═════ Data supplied
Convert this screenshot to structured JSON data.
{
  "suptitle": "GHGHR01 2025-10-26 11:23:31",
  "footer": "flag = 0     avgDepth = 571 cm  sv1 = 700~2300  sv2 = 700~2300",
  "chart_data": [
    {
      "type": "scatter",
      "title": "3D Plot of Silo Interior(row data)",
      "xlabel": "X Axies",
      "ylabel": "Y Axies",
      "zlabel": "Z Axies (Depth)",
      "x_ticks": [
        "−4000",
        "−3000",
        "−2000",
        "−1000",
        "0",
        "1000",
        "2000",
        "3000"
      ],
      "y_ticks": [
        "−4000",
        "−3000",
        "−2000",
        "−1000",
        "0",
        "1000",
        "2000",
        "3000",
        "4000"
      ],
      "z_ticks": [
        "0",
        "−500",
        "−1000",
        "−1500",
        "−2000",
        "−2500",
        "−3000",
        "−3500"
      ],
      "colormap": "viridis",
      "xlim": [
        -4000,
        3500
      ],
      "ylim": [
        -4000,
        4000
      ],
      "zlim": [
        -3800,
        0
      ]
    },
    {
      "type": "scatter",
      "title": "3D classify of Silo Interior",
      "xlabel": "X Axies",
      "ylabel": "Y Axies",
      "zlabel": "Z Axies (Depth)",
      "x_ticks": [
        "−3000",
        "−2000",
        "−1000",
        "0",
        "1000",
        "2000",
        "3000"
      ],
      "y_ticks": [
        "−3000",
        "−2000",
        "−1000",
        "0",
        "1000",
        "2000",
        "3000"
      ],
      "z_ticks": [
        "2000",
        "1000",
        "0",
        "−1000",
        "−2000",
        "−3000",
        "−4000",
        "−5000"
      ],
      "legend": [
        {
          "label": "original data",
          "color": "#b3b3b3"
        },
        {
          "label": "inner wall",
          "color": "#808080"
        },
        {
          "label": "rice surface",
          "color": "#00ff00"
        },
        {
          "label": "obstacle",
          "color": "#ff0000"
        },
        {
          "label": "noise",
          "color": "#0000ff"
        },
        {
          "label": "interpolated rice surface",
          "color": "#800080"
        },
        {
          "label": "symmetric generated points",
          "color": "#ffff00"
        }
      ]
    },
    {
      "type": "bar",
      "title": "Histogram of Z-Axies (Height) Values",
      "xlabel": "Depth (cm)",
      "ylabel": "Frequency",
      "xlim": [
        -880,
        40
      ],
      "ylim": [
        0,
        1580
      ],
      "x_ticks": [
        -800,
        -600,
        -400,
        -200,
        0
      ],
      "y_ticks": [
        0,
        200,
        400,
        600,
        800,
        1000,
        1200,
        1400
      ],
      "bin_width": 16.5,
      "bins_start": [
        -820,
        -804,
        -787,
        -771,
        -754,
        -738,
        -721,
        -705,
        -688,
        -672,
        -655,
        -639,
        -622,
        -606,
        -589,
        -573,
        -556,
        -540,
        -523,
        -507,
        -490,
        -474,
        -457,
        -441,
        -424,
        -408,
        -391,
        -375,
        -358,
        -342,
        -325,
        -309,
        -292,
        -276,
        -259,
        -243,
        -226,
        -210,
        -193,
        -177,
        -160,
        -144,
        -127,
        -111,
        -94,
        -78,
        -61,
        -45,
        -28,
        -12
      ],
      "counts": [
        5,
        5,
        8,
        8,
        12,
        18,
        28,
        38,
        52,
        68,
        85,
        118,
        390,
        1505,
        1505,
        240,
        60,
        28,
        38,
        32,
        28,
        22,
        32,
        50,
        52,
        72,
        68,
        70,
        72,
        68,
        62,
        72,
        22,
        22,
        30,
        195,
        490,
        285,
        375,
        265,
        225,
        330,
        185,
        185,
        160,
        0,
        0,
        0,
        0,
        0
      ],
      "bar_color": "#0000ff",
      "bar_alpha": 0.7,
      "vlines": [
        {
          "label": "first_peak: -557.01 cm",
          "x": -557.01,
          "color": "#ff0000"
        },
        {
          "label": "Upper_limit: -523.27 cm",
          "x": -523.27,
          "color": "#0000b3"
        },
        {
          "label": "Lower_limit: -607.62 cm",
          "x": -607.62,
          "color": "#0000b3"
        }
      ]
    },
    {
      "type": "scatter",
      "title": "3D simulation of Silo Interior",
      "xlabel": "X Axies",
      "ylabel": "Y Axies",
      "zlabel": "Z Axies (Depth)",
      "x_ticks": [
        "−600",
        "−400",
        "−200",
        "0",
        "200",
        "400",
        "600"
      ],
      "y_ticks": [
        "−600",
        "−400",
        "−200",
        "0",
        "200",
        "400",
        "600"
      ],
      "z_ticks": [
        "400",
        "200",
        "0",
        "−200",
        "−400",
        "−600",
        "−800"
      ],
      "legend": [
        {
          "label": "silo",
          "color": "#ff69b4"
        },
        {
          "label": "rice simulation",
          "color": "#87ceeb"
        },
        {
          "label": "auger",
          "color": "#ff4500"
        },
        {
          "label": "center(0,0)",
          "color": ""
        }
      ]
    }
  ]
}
══════════
Job >> The lines above should be duplicated exactly.

In response >>
Convert this screenshot to structured JSON data.
{
  "suptitle": "GHGHR01 2025-10-26 11:23:31",
  "footer": "flag = 0     avgDepth = 571 cm  sv1 = 700~2300  sv2 = 700~2300",
  "chart_data": [
    {
      "type": "scatter",
      "title": "3D Plot of Silo Interior(row data)",
      "xlabel": "X Axies",
      "ylabel": "Y Axies",
      "zlabel": "Z Axies (Depth)",
      "x_ticks": [
        "−4000",
        "−3000",
        "−2000",
        "−1000",
        "0",
        "1000",
        "2000",
        "3000"
      ],
      "y_ticks": [
        "−4000",
        "−3000",
        "−2000",
        "−1000",
        "0",
        "1000",
        "2000",
        "3000",
        "4000"
      ],
      "z_ticks": [
        "0",
        "−500",
        "−1000",
        "−1500",
        "−2000",
        "−2500",
        "−3000",
        "−3500"
      ],
      "colormap": "viridis",
      "xlim": [
        -4000,
        3500
      ],
      "ylim": [
        -4000,
        4000
      ],
      "zlim": [
        -3800,
        0
      ]
    },
    {
      "type": "scatter",
      "title": "3D classify of Silo Interior",
      "xlabel": "X Axies",
      "ylabel": "Y Axies",
      "zlabel": "Z Axies (Depth)",
      "x_ticks": [
        "−3000",
        "−2000",
        "−1000",
        "0",
        "1000",
        "2000",
        "3000"
      ],
      "y_ticks": [
        "−3000",
        "−2000",
        "−1000",
        "0",
        "1000",
        "2000",
        "3000"
      ],
      "z_ticks": [
        "2000",
        "1000",
        "0",
        "−1000",
        "−2000",
        "−3000",
        "−4000",
        "−5000"
      ],
      "legend": [
        {
          "label": "original data",
          "color": "#b3b3b3"
        },
        {
          "label": "inner wall",
          "color": "#808080"
        },
        {
          "label": "rice surface",
          "color": "#00ff00"
        },
        {
          "label": "obstacle",
          "color": "#ff0000"
        },
        {
          "label": "noise",
          "color": "#0000ff"
        },
        {
          "label": "interpolated rice surface",
          "color": "#800080"
        },
        {
          "label": "symmetric generated points",
          "color": "#ffff00"
        }
      ]
    },
    {
      "type": "bar",
      "title": "Histogram of Z-Axies (Height) Values",
      "xlabel": "Depth (cm)",
      "ylabel": "Frequency",
      "xlim": [
        -880,
        40
      ],
      "ylim": [
        0,
        1580
      ],
      "x_ticks": [
        -800,
        -600,
        -400,
        -200,
        0
      ],
      "y_ticks": [
        0,
        200,
        400,
        600,
        800,
        1000,
        1200,
        1400
      ],
      "bin_width": 16.5,
      "bins_start": [
        -820,
        -804,
        -787,
        -771,
        -754,
        -738,
        -721,
        -705,
        -688,
        -672,
        -655,
        -639,
        -622,
        -606,
        -589,
        -573,
        -556,
        -540,
        -523,
        -507,
        -490,
        -474,
        -457,
        -441,
        -424,
        -408,
        -391,
        -375,
        -358,
        -342,
        -325,
        -309,
        -292,
        -276,
        -259,
        -243,
        -226,
        -210,
        -193,
        -177,
        -160,
        -144,
        -127,
        -111,
        -94,
        -78,
        -61,
        -45,
        -28,
        -12
      ],
      "counts": [
        5,
        5,
        8,
        8,
        12,
        18,
        28,
        38,
        52,
        68,
        85,
        118,
        390,
        1505,
        1505,
        240,
        60,
        28,
        38,
        32,
        28,
        22,
        32,
        50,
        52,
        72,
        68,
        70,
        72,
        68,
        62,
        72,
        22,
        22,
        30,
        195,
        490,
        285,
        375,
        265,
        225,
        330,
        185,
        185,
        160,
        0,
        0,
        0,
        0,
        0
      ],
      "bar_color": "#0000ff",
      "bar_alpha": 0.7,
      "vlines": [
        {
          "label": "first_peak: -557.01 cm",
          "x": -557.01,
          "color": "#ff0000"
        },
        {
          "label": "Upper_limit: -523.27 cm",
          "x": -523.27,
          "color": "#0000b3"
        },
        {
          "label": "Lower_limit: -607.62 cm",
          "x": -607.62,
          "color": "#0000b3"
        }
      ]
    },
    {
      "type": "scatter",
      "title": "3D simulation of Silo Interior",
      "xlabel": "X Axies",
      "ylabel": "Y Axies",
      "zlabel": "Z Axies (Depth)",
      "x_ticks": [
        "−600",
        "−400",
        "−200",
        "0",
        "200",
        "400",
        "600"
      ],
      "y_ticks": [
        "−600",
        "−400",
        "−200",
        "0",
        "200",
        "400",
        "600"
      ],
      "z_ticks": [
        "400",
        "200",
        "0",
        "−200",
        "−400",
        "−600",
        "−800"
      ],
      "legend": [
        {
          "label": "silo",
          "color": "#ff69b4"
        },
        {
          "label": "rice simulation",
          "color": "#87ceeb"
        },
        {
          "label": "auger",
          "color": "#ff4500"
        },
        {
          "label": "center(0,0)",
          "color": ""
        }
      ]
    }
  ]
}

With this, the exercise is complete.